---------- PROVIDED PASSAGE
From 0907dc2ef2bd0cfe8355ced3f87930ef813cf6b4 Mon Sep 17 00:00:00 2001
From: Kyle Pena <kylepena@kyles-macbook-pro.turkey-marlin.ts.net>
Date: Fri, 21 Mar 2025 18:06:26 -0700
Subject: [PATCH 07/14] fixed tool choice spec in tests for function calling
 feature compatibility

---
 test/srt/feature_compatibility/test_function_calling.py | 4 ++--
 1 file changed, 2 insertions(+), 2 deletions(-)

diff --git a/test/srt/feature_compatibility/test_function_calling.py b/test/srt/feature_compatibility/test_function_calling.py
index 5e0562ee1a0..c3ebdd958ed 100644
--- a/test/srt/feature_compatibility/test_function_calling.py
+++ b/test/srt/feature_compatibility/test_function_calling.py
@@ -157,7 +157,7 @@ def test_function_calling_required_tool_choice(self):
             top_p=0.8,
             stream=False,
             tools=tools,
-            tool_choice={"type": "required"},
+            tool_choice="required",
         )
 
         self.assert_tool_call_format(
@@ -183,7 +183,7 @@ def test_function_calling_auto_tool_choice(self):
             top_p=0.8,
             stream=False,
             tools=tools,
-            tool_choice={"type": "auto"},
+            tool_choice="auto",
         )
 
         self.assert_tool_call_format(

From 5b3414bc1001366c5d69476d4d87d08c08181a5e Mon Sep 17 00:00:00 2001
From: Kyle Pena <kylepena@kyles-macbook-pro.turkey-marlin.ts.net>
Date: Fri, 21 Mar 2025 18:34:35 -0700
Subject: [PATCH 08/14] fixed some test comments

---
 .../test_function_calling.py                  | 43 ++++++++++---------
 1 file changed, 22 insertions(+), 21 deletions(-)
--------------------
-- TASK OBJECTIVE --
According to the patch text, how many insertions and deletions does the change titled "fixed some test comments" make?
---------- LISTED ENTRIES
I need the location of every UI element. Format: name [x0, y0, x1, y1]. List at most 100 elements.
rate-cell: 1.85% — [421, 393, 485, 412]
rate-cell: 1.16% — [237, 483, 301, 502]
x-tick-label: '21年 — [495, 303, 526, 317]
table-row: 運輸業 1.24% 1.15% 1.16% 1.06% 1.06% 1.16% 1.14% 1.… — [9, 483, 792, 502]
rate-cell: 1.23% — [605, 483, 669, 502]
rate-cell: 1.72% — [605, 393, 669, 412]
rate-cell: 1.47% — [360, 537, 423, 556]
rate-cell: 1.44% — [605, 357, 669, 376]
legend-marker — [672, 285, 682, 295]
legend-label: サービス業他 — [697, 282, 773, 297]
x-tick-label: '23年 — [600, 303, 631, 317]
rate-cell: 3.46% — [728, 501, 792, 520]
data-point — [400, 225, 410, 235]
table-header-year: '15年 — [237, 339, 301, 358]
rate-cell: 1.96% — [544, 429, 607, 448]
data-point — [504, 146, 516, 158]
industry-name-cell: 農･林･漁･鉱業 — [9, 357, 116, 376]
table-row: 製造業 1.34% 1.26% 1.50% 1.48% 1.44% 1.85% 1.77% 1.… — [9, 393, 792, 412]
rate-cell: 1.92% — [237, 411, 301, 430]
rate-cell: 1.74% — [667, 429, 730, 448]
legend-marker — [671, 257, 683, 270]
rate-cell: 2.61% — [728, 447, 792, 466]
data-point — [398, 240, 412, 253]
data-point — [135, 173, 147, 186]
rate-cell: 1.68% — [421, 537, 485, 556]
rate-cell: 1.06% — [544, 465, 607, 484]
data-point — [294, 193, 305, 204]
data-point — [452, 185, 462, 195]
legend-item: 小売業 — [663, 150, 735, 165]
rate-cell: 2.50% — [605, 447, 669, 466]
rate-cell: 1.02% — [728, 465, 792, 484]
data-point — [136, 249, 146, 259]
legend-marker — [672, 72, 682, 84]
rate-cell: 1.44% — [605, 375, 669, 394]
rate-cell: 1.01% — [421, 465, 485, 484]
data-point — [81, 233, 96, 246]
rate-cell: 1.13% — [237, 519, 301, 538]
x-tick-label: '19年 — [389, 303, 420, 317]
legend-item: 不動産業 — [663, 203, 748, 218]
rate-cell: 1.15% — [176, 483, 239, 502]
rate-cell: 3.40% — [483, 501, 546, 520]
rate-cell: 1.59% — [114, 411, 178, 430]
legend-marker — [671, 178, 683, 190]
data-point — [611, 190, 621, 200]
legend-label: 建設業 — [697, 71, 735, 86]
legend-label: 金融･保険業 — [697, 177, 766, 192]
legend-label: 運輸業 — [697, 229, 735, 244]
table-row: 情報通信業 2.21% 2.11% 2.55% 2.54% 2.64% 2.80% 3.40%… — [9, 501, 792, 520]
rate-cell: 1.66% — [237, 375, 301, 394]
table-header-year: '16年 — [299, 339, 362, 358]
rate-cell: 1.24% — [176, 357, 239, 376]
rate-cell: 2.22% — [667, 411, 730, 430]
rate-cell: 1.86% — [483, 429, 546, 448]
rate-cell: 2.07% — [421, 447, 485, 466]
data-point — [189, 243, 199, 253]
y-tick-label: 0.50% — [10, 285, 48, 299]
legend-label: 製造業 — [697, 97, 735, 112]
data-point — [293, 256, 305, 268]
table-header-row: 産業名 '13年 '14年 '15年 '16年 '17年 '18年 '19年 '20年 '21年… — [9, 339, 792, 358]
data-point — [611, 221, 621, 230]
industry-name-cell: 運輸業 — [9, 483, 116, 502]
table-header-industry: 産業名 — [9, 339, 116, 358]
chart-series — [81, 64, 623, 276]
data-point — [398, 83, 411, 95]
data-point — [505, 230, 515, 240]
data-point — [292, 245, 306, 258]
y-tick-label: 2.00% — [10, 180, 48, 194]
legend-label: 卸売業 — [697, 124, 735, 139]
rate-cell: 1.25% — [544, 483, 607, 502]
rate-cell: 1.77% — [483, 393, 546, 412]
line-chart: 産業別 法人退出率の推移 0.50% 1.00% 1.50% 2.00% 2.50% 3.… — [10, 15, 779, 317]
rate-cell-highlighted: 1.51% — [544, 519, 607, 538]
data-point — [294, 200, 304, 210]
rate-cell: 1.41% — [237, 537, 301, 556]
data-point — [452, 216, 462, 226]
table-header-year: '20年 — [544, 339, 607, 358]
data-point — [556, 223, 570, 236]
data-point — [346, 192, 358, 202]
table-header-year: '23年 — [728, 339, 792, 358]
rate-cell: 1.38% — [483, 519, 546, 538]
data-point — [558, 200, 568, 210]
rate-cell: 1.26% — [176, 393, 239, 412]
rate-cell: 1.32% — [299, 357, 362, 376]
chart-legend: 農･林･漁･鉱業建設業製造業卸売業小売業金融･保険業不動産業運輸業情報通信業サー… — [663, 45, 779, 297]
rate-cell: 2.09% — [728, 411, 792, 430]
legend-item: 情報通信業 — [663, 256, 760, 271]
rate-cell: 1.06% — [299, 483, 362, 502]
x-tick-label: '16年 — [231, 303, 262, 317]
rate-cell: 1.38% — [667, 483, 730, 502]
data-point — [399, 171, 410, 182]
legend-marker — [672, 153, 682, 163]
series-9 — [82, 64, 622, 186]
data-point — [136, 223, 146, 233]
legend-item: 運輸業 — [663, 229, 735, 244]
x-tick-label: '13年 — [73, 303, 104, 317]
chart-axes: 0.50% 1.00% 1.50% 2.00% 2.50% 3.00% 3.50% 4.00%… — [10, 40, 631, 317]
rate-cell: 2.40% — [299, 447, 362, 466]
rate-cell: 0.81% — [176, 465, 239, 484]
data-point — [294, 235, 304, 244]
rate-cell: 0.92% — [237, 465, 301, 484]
--------------------
-- TASK RESULT --
It makes 22 insertions and 21 deletions in one file.